- [TO DO] Reproduce the records. Keep every word exact and include no images.

^^^^^^^^

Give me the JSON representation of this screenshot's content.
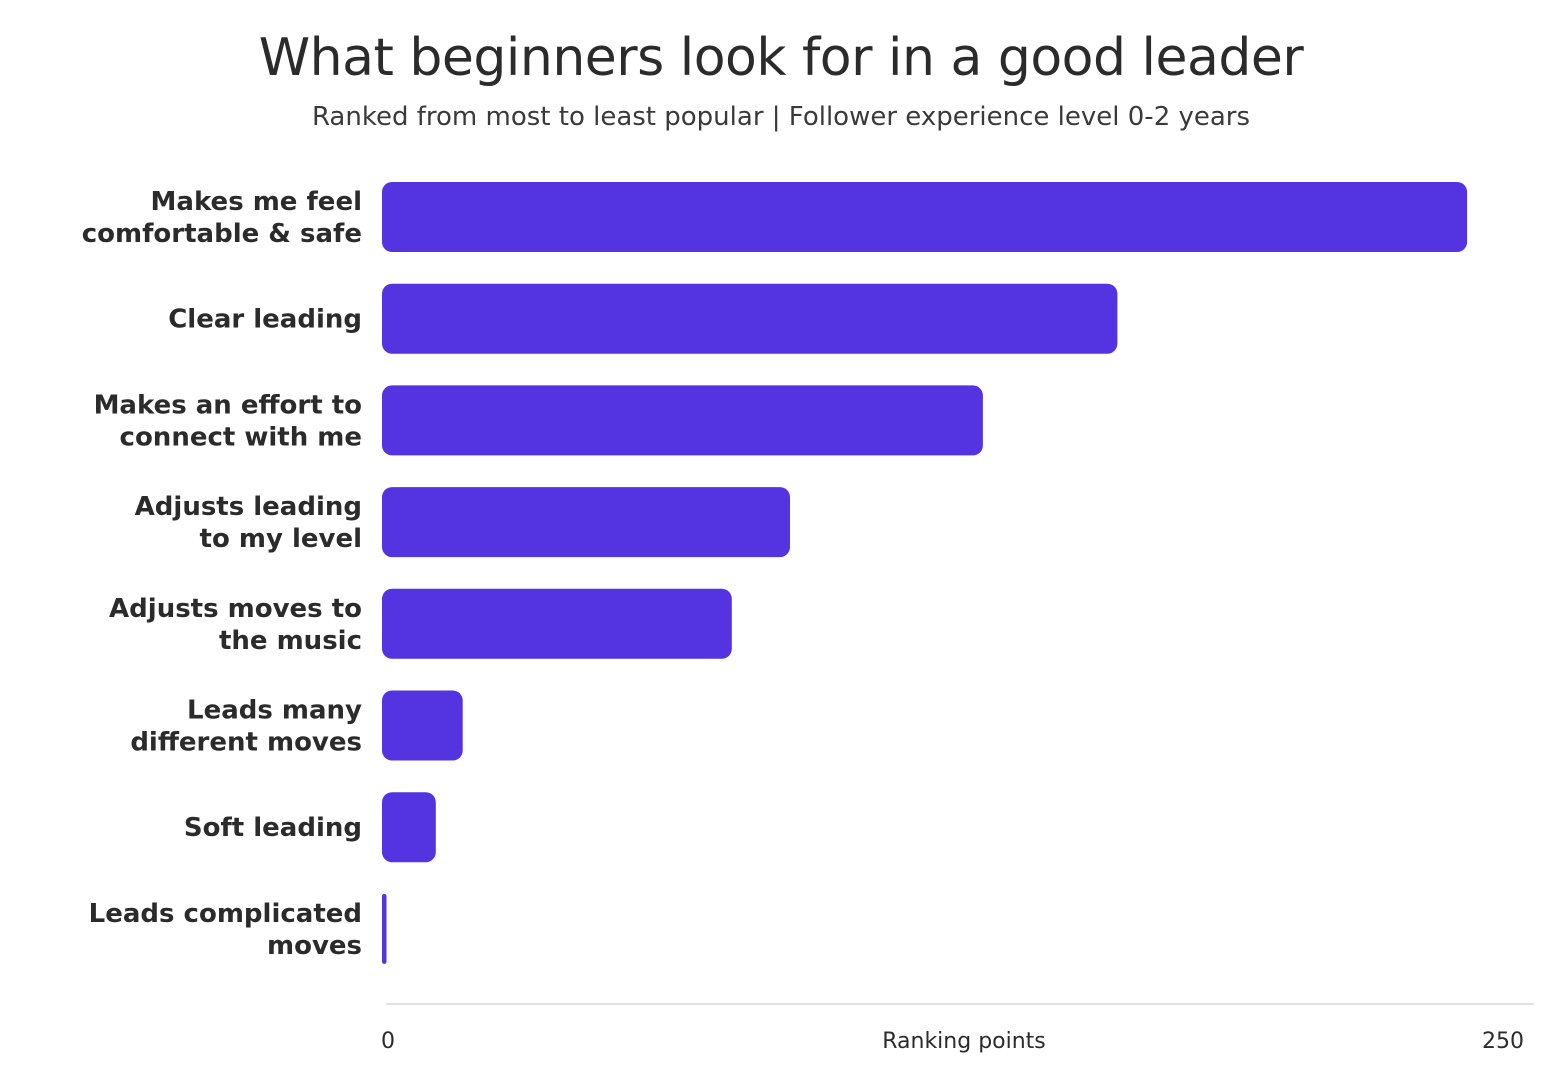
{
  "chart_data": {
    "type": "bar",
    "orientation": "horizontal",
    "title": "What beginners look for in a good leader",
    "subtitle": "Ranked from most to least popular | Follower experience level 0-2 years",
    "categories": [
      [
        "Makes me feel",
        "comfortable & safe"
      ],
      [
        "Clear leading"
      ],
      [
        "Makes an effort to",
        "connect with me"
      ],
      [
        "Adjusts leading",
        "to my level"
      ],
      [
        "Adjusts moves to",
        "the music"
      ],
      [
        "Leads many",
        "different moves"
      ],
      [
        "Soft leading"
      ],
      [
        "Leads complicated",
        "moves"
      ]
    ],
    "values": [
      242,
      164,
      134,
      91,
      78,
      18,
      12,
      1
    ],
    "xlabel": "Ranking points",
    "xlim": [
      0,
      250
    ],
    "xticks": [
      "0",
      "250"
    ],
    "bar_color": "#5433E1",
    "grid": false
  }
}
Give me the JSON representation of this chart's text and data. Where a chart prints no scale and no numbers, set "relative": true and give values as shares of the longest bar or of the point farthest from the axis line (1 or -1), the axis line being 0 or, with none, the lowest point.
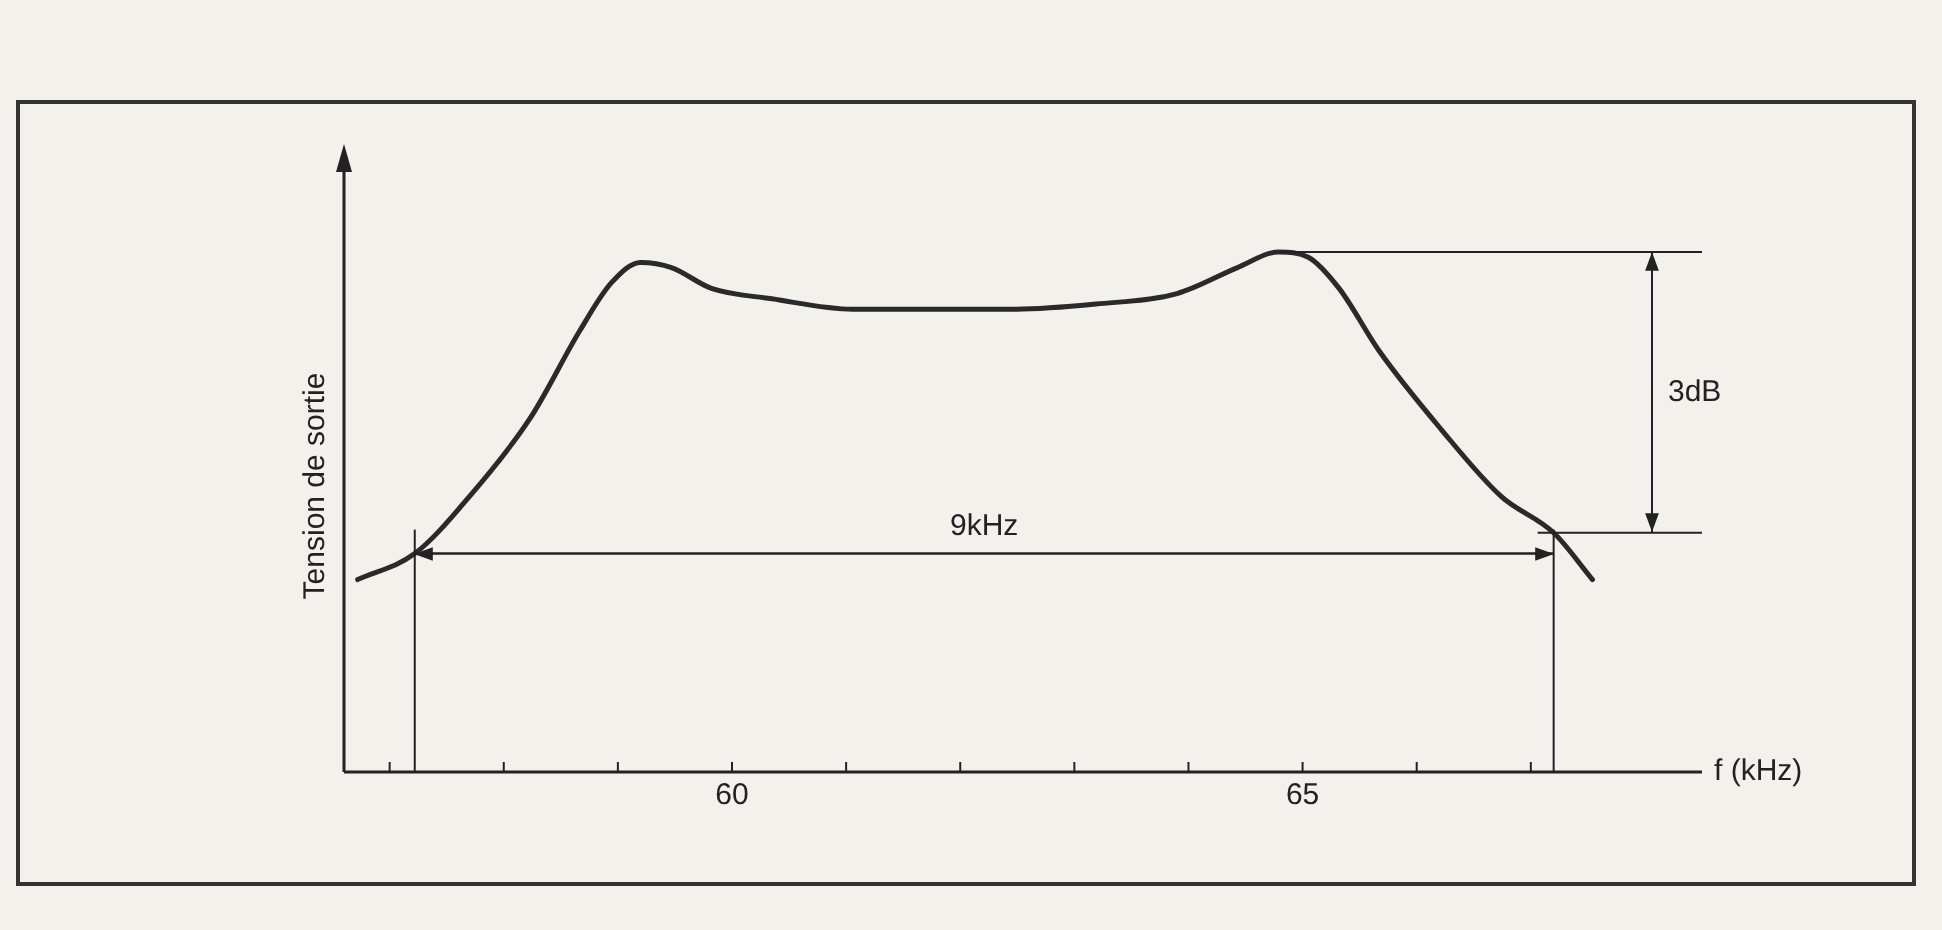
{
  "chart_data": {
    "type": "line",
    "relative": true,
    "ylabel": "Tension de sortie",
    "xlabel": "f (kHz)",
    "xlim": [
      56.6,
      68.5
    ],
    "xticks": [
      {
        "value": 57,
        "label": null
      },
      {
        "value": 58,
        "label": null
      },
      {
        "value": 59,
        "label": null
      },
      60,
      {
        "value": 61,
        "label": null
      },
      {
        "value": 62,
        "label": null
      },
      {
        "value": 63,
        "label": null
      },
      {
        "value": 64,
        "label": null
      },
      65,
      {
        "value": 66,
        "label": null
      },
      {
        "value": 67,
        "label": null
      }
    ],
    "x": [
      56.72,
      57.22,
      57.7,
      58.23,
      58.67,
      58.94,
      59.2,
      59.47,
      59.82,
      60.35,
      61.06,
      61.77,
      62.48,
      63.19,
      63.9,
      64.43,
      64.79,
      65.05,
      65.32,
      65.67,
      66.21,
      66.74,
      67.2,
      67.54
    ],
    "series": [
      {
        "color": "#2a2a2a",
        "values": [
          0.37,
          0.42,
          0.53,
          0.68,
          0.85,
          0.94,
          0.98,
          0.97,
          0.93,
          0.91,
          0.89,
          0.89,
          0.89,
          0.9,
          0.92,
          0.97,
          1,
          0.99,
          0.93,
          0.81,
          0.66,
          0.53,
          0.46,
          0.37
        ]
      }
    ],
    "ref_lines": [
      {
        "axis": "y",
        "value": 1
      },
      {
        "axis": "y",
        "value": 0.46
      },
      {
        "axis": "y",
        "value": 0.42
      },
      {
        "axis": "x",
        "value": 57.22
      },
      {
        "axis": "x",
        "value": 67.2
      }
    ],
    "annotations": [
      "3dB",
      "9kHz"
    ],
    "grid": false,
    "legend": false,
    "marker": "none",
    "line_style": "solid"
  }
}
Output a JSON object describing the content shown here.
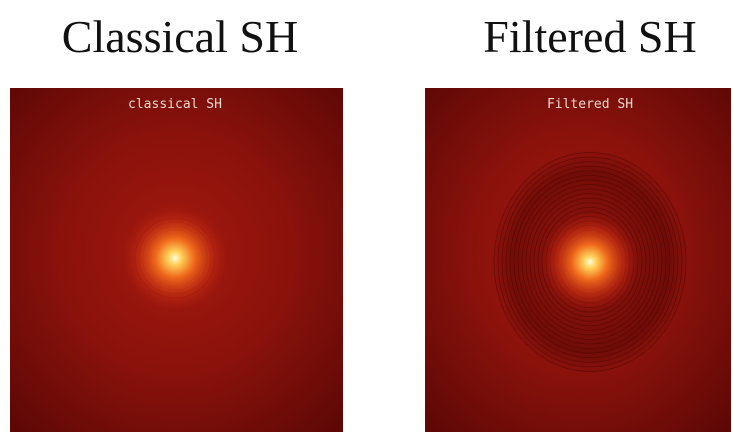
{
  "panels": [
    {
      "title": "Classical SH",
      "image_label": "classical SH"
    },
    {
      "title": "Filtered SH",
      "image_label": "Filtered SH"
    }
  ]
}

^^^^^^^^

- [OUTPUT]
Give me the JSON representation of this screenshot's content.
{
  "chart_data": {
    "type": "bar",
    "orientation": "horizontal",
    "title": "What beginners look for in a good leader",
    "subtitle": "Ranked from most to least popular | Follower experience level 0-2 years",
    "categories": [
      [
        "Makes me feel",
        "comfortable & safe"
      ],
      [
        "Clear leading"
      ],
      [
        "Makes an effort to",
        "connect with me"
      ],
      [
        "Adjusts leading",
        "to my level"
      ],
      [
        "Adjusts moves to",
        "the music"
      ],
      [
        "Leads many",
        "different moves"
      ],
      [
        "Soft leading"
      ],
      [
        "Leads complicated",
        "moves"
      ]
    ],
    "values": [
      242,
      164,
      134,
      91,
      78,
      18,
      12,
      1
    ],
    "xlabel": "Ranking points",
    "xlim": [
      0,
      250
    ],
    "xticks": [
      "0",
      "250"
    ],
    "bar_color": "#5433E1",
    "grid": false
  }
}
Give me the JSON representation of this chart's text and data. Where a chart prints no scale and no numbers, set "relative": true and give values as shares of the longest bar or of the point farthest from the axis line (1 or -1), the axis line being 0 or, with none, the lowest point.
{
  "chart_data": {
    "type": "line",
    "relative": true,
    "ylabel": "Tension de sortie",
    "xlabel": "f (kHz)",
    "xlim": [
      56.6,
      68.5
    ],
    "xticks": [
      {
        "value": 57,
        "label": null
      },
      {
        "value": 58,
        "label": null
      },
      {
        "value": 59,
        "label": null
      },
      60,
      {
        "value": 61,
        "label": null
      },
      {
        "value": 62,
        "label": null
      },
      {
        "value": 63,
        "label": null
      },
      {
        "value": 64,
        "label": null
      },
      65,
      {
        "value": 66,
        "label": null
      },
      {
        "value": 67,
        "label": null
      }
    ],
    "x": [
      56.72,
      57.22,
      57.7,
      58.23,
      58.67,
      58.94,
      59.2,
      59.47,
      59.82,
      60.35,
      61.06,
      61.77,
      62.48,
      63.19,
      63.9,
      64.43,
      64.79,
      65.05,
      65.32,
      65.67,
      66.21,
      66.74,
      67.2,
      67.54
    ],
    "series": [
      {
        "color": "#2a2a2a",
        "values": [
          0.37,
          0.42,
          0.53,
          0.68,
          0.85,
          0.94,
          0.98,
          0.97,
          0.93,
          0.91,
          0.89,
          0.89,
          0.89,
          0.9,
          0.92,
          0.97,
          1,
          0.99,
          0.93,
          0.81,
          0.66,
          0.53,
          0.46,
          0.37
        ]
      }
    ],
    "ref_lines": [
      {
        "axis": "y",
        "value": 1
      },
      {
        "axis": "y",
        "value": 0.46
      },
      {
        "axis": "y",
        "value": 0.42
      },
      {
        "axis": "x",
        "value": 57.22
      },
      {
        "axis": "x",
        "value": 67.2
      }
    ],
    "annotations": [
      "3dB",
      "9kHz"
    ],
    "grid": false,
    "legend": false,
    "marker": "none",
    "line_style": "solid"
  }
}
Output a JSON object describing the content shown here.
{
  "panels": [
    {
      "title": "Classical SH",
      "image_label": "classical SH"
    },
    {
      "title": "Filtered SH",
      "image_label": "Filtered SH"
    }
  ]
}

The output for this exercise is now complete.